**Supplied data:**
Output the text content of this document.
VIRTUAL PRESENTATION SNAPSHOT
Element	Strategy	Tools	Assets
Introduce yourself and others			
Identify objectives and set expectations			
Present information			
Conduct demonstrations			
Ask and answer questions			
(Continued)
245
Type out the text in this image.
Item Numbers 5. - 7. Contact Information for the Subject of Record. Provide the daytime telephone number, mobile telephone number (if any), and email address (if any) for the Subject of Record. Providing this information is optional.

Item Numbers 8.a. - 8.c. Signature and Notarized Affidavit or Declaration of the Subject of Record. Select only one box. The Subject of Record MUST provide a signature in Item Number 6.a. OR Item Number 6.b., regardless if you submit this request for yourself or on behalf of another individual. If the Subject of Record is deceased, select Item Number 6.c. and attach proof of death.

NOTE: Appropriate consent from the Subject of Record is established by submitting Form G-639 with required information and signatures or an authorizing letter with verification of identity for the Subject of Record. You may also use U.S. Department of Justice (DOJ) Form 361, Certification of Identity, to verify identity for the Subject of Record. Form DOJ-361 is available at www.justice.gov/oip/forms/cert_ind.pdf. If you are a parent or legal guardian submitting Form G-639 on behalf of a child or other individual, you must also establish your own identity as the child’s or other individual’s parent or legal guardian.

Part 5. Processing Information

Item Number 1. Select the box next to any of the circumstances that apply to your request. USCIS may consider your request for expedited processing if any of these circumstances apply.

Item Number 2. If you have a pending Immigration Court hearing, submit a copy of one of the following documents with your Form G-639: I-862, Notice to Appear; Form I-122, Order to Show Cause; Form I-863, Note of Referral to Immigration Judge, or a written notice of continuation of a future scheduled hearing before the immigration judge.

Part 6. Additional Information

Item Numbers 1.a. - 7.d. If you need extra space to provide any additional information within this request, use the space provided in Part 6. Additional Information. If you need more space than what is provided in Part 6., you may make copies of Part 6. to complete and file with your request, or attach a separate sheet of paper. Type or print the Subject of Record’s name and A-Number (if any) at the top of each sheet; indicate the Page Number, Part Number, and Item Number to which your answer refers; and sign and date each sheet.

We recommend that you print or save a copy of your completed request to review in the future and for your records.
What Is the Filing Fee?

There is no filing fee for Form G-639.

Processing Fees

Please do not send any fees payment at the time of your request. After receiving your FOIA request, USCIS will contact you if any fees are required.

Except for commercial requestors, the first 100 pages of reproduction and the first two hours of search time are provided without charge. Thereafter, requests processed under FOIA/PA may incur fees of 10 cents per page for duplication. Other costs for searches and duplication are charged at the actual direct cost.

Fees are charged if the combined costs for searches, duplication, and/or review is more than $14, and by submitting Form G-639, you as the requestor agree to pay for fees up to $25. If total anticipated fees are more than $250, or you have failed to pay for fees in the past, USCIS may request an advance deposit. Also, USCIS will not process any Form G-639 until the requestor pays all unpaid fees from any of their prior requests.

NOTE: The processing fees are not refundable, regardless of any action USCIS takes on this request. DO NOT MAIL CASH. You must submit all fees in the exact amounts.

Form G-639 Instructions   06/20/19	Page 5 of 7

**Task details:**
Each line that holds the word "text" is to be copied.

**Response to the exercise:**
Output the text content of this document.
Type out the text in this image.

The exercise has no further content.